━━━ SUPPLIED MATERIAL

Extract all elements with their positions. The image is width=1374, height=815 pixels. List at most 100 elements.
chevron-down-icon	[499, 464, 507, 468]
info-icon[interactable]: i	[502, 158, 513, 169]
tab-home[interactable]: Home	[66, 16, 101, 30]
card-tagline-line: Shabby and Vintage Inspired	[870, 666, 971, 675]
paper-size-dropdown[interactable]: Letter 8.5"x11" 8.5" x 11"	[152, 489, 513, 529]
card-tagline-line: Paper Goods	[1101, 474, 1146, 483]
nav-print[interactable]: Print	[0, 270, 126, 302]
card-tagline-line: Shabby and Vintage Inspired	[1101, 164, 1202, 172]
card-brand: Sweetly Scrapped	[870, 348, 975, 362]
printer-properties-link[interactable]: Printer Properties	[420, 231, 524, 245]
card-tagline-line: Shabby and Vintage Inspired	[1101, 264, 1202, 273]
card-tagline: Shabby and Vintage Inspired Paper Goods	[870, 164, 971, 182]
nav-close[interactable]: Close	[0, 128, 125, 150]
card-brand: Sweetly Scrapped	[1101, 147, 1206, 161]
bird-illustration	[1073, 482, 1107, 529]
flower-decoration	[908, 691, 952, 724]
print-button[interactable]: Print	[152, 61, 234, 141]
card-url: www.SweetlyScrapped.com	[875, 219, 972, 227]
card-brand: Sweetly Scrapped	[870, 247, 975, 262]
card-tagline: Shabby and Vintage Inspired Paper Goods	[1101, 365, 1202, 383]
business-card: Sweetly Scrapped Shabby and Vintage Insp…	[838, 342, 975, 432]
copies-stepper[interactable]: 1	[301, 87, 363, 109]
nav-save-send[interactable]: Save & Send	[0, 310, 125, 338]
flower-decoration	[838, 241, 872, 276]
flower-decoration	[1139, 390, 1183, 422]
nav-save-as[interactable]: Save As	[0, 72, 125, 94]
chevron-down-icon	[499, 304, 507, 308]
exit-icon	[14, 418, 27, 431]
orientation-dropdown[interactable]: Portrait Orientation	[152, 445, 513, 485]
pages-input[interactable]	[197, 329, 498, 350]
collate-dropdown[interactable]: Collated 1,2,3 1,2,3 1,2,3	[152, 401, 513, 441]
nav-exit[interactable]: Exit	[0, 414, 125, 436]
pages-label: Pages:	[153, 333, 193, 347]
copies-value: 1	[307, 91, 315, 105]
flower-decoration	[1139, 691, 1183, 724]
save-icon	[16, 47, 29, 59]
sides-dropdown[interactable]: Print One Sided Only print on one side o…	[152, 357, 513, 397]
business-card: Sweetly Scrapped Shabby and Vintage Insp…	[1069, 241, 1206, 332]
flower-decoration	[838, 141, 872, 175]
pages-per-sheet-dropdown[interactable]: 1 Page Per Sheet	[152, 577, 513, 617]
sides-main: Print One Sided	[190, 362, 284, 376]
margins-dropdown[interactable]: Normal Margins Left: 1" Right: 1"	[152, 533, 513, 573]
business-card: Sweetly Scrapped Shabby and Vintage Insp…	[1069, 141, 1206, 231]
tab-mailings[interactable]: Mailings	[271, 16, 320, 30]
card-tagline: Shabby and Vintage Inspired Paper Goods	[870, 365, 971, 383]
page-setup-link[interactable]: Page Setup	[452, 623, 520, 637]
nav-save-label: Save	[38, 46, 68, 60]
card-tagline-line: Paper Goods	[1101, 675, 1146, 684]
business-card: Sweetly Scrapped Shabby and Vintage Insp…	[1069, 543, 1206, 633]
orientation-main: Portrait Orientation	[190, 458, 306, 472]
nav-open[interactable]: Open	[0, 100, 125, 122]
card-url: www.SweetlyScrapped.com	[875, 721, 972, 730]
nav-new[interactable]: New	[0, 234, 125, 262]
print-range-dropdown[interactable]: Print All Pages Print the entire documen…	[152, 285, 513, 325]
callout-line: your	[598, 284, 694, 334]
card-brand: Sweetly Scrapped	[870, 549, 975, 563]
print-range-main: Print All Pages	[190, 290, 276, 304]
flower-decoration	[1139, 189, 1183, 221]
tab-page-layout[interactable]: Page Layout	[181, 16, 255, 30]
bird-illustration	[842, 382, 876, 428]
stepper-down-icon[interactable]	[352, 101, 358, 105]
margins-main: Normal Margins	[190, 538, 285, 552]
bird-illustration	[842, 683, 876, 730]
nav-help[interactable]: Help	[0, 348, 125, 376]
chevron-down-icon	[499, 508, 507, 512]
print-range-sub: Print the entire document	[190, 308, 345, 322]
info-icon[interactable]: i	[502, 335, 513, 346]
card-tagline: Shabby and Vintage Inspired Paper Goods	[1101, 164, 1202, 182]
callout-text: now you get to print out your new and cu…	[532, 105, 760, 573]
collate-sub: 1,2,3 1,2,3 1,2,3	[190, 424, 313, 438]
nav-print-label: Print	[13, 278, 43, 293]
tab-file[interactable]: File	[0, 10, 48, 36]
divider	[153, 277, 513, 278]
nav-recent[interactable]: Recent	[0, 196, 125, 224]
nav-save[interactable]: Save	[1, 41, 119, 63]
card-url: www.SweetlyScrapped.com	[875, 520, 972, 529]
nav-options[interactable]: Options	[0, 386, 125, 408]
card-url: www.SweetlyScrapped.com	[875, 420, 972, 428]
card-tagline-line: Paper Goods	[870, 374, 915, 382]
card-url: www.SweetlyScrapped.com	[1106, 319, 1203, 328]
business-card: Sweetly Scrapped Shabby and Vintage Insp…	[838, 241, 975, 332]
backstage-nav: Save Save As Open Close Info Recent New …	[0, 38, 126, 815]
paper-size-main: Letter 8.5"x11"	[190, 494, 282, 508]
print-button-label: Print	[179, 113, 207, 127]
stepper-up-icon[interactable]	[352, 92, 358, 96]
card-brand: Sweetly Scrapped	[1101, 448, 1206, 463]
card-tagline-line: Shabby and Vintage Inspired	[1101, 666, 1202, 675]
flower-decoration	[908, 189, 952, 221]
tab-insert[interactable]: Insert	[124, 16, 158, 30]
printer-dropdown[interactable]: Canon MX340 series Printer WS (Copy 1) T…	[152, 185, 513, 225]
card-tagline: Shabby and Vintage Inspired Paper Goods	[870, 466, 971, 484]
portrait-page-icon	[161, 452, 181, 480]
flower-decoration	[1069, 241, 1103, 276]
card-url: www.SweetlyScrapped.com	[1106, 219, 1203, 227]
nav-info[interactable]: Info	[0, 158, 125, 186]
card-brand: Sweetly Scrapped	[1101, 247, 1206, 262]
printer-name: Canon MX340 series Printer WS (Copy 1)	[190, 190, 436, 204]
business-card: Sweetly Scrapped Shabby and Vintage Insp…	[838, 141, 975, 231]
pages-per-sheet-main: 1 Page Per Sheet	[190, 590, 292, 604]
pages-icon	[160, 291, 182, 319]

━━━━━━

AIM: Rewrite all of the items above, replacing every occurrence of "flower-decoration" with "floral-ornament" and leaving everything else unchanged.

RESULT OF THIS TASK:
Extract all elements with their positions. The image is width=1374, height=815 pixels. List at most 100 elements.
chevron-down-icon	[499, 464, 507, 468]
info-icon[interactable]: i	[502, 158, 513, 169]
tab-home[interactable]: Home	[66, 16, 101, 30]
card-tagline-line: Shabby and Vintage Inspired	[870, 666, 971, 675]
paper-size-dropdown[interactable]: Letter 8.5"x11" 8.5" x 11"	[152, 489, 513, 529]
card-tagline-line: Paper Goods	[1101, 474, 1146, 483]
nav-print[interactable]: Print	[0, 270, 126, 302]
card-tagline-line: Shabby and Vintage Inspired	[1101, 164, 1202, 172]
card-brand: Sweetly Scrapped	[870, 348, 975, 362]
printer-properties-link[interactable]: Printer Properties	[420, 231, 524, 245]
card-tagline-line: Shabby and Vintage Inspired	[1101, 264, 1202, 273]
card-tagline: Shabby and Vintage Inspired Paper Goods	[870, 164, 971, 182]
nav-close[interactable]: Close	[0, 128, 125, 150]
card-brand: Sweetly Scrapped	[1101, 147, 1206, 161]
bird-illustration	[1073, 482, 1107, 529]
floral-ornament	[908, 691, 952, 724]
print-button[interactable]: Print	[152, 61, 234, 141]
card-url: www.SweetlyScrapped.com	[875, 219, 972, 227]
card-brand: Sweetly Scrapped	[870, 247, 975, 262]
card-tagline: Shabby and Vintage Inspired Paper Goods	[1101, 365, 1202, 383]
business-card: Sweetly Scrapped Shabby and Vintage Insp…	[838, 342, 975, 432]
copies-stepper[interactable]: 1	[301, 87, 363, 109]
nav-save-send[interactable]: Save & Send	[0, 310, 125, 338]
floral-ornament	[838, 241, 872, 276]
floral-ornament	[1139, 390, 1183, 422]
nav-save-as[interactable]: Save As	[0, 72, 125, 94]
chevron-down-icon	[499, 304, 507, 308]
exit-icon	[14, 418, 27, 431]
orientation-dropdown[interactable]: Portrait Orientation	[152, 445, 513, 485]
pages-input[interactable]	[197, 329, 498, 350]
collate-dropdown[interactable]: Collated 1,2,3 1,2,3 1,2,3	[152, 401, 513, 441]
nav-exit[interactable]: Exit	[0, 414, 125, 436]
pages-label: Pages:	[153, 333, 193, 347]
copies-value: 1	[307, 91, 315, 105]
floral-ornament	[1139, 691, 1183, 724]
save-icon	[16, 47, 29, 59]
sides-dropdown[interactable]: Print One Sided Only print on one side o…	[152, 357, 513, 397]
business-card: Sweetly Scrapped Shabby and Vintage Insp…	[1069, 241, 1206, 332]
floral-ornament	[838, 141, 872, 175]
pages-per-sheet-dropdown[interactable]: 1 Page Per Sheet	[152, 577, 513, 617]
sides-main: Print One Sided	[190, 362, 284, 376]
margins-dropdown[interactable]: Normal Margins Left: 1" Right: 1"	[152, 533, 513, 573]
business-card: Sweetly Scrapped Shabby and Vintage Insp…	[1069, 141, 1206, 231]
tab-mailings[interactable]: Mailings	[271, 16, 320, 30]
card-tagline: Shabby and Vintage Inspired Paper Goods	[870, 365, 971, 383]
page-setup-link[interactable]: Page Setup	[452, 623, 520, 637]
nav-save-label: Save	[38, 46, 68, 60]
card-tagline-line: Paper Goods	[1101, 675, 1146, 684]
business-card: Sweetly Scrapped Shabby and Vintage Insp…	[1069, 543, 1206, 633]
orientation-main: Portrait Orientation	[190, 458, 306, 472]
nav-open[interactable]: Open	[0, 100, 125, 122]
card-url: www.SweetlyScrapped.com	[875, 721, 972, 730]
nav-new[interactable]: New	[0, 234, 125, 262]
print-range-dropdown[interactable]: Print All Pages Print the entire documen…	[152, 285, 513, 325]
callout-line: your	[598, 284, 694, 334]
card-brand: Sweetly Scrapped	[870, 549, 975, 563]
print-range-main: Print All Pages	[190, 290, 276, 304]
floral-ornament	[1139, 189, 1183, 221]
tab-page-layout[interactable]: Page Layout	[181, 16, 255, 30]
bird-illustration	[842, 382, 876, 428]
stepper-down-icon[interactable]	[352, 101, 358, 105]
margins-main: Normal Margins	[190, 538, 285, 552]
bird-illustration	[842, 683, 876, 730]
nav-help[interactable]: Help	[0, 348, 125, 376]
chevron-down-icon	[499, 508, 507, 512]
print-range-sub: Print the entire document	[190, 308, 345, 322]
info-icon[interactable]: i	[502, 335, 513, 346]
card-tagline: Shabby and Vintage Inspired Paper Goods	[1101, 164, 1202, 182]
callout-text: now you get to print out your new and cu…	[532, 105, 760, 573]
collate-sub: 1,2,3 1,2,3 1,2,3	[190, 424, 313, 438]
nav-print-label: Print	[13, 278, 43, 293]
tab-file[interactable]: File	[0, 10, 48, 36]
divider	[153, 277, 513, 278]
nav-recent[interactable]: Recent	[0, 196, 125, 224]
nav-save[interactable]: Save	[1, 41, 119, 63]
card-url: www.SweetlyScrapped.com	[875, 520, 972, 529]
nav-options[interactable]: Options	[0, 386, 125, 408]
card-url: www.SweetlyScrapped.com	[875, 420, 972, 428]
card-tagline-line: Paper Goods	[870, 374, 915, 382]
card-url: www.SweetlyScrapped.com	[1106, 319, 1203, 328]
business-card: Sweetly Scrapped Shabby and Vintage Insp…	[838, 241, 975, 332]
backstage-nav: Save Save As Open Close Info Recent New …	[0, 38, 126, 815]
paper-size-main: Letter 8.5"x11"	[190, 494, 282, 508]
print-button-label: Print	[179, 113, 207, 127]
stepper-up-icon[interactable]	[352, 92, 358, 96]
card-brand: Sweetly Scrapped	[1101, 448, 1206, 463]
card-tagline-line: Shabby and Vintage Inspired	[1101, 666, 1202, 675]
floral-ornament	[908, 189, 952, 221]
tab-insert[interactable]: Insert	[124, 16, 158, 30]
printer-dropdown[interactable]: Canon MX340 series Printer WS (Copy 1) T…	[152, 185, 513, 225]
card-tagline: Shabby and Vintage Inspired Paper Goods	[870, 466, 971, 484]
portrait-page-icon	[161, 452, 181, 480]
floral-ornament	[1069, 241, 1103, 276]
card-url: www.SweetlyScrapped.com	[1106, 219, 1203, 227]
nav-info[interactable]: Info	[0, 158, 125, 186]
card-brand: Sweetly Scrapped	[1101, 247, 1206, 262]
printer-name: Canon MX340 series Printer WS (Copy 1)	[190, 190, 436, 204]
business-card: Sweetly Scrapped Shabby and Vintage Insp…	[838, 141, 975, 231]
pages-per-sheet-main: 1 Page Per Sheet	[190, 590, 292, 604]
pages-icon	[160, 291, 182, 319]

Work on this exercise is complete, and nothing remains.